**WHAT IS BEING ASKED**.
Among the entries below, count the lines where the string "КОТОРЫЕ" occurs, and give only the number.
=== SUPPLIED MATERIAL ===
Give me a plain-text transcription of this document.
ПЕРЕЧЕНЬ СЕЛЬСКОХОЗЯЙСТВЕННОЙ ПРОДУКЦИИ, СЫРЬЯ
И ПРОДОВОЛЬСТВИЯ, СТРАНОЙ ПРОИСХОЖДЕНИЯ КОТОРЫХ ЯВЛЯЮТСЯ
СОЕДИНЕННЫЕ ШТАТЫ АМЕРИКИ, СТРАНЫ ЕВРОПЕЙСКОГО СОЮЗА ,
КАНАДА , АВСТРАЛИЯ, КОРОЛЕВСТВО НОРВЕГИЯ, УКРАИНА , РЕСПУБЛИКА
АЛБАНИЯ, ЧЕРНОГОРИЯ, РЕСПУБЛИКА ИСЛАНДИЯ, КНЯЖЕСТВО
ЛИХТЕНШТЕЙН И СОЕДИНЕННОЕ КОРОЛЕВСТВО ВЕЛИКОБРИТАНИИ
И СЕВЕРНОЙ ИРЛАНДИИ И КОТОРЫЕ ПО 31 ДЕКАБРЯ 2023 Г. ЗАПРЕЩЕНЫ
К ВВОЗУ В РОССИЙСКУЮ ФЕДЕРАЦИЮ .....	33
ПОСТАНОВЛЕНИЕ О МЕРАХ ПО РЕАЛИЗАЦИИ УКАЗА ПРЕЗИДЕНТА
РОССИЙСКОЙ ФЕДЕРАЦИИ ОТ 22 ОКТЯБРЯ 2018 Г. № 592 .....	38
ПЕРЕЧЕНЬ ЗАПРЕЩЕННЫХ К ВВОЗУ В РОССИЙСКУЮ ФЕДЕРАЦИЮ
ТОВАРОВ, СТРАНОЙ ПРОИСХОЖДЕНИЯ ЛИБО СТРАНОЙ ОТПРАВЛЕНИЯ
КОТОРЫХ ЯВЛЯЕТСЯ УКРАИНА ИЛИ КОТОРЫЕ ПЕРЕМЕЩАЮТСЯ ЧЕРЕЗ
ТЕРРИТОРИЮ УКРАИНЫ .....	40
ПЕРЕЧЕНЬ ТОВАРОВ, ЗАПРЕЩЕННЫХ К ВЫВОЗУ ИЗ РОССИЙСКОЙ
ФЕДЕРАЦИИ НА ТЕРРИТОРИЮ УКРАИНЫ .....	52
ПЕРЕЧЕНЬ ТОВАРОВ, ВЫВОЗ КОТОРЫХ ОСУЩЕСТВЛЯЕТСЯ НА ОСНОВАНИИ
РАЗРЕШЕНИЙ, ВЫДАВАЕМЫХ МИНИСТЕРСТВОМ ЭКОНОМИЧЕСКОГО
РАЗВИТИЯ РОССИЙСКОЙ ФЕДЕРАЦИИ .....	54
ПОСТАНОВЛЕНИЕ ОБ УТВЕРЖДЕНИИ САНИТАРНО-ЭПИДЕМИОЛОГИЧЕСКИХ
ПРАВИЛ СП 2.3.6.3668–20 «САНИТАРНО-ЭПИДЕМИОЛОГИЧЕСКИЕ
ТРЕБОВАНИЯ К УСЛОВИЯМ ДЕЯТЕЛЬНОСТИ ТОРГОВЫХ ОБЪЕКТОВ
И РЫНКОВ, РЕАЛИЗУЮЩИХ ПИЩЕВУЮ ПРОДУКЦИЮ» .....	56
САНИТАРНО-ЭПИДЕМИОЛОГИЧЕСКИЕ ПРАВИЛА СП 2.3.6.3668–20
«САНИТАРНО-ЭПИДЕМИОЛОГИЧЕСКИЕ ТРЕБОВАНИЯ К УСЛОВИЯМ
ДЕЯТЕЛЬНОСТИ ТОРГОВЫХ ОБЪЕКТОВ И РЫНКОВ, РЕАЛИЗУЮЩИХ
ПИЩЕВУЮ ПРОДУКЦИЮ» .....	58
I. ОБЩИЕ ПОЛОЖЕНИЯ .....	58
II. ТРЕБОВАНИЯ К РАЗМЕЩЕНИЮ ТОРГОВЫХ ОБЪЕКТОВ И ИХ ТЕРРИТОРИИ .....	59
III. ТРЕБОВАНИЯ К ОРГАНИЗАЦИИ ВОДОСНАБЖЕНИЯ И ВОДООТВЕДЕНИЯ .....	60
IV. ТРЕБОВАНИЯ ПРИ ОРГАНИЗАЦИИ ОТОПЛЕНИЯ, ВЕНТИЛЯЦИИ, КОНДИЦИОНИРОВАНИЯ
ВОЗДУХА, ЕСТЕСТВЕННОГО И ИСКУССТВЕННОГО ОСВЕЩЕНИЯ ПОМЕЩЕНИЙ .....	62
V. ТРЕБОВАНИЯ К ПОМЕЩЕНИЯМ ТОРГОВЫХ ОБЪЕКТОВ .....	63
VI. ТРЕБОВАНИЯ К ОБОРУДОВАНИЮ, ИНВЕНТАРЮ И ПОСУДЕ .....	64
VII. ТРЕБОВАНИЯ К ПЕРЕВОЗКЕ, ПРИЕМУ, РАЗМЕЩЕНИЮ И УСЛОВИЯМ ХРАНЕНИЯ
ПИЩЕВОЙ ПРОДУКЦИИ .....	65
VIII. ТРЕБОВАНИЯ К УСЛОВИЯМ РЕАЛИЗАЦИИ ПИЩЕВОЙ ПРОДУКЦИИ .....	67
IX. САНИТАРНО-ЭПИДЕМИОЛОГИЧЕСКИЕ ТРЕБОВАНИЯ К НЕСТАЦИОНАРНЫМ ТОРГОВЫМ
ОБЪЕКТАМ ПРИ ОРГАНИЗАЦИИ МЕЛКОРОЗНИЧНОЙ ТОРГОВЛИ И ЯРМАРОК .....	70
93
===
**SOLUTION TO THIS EXERCISE**.
2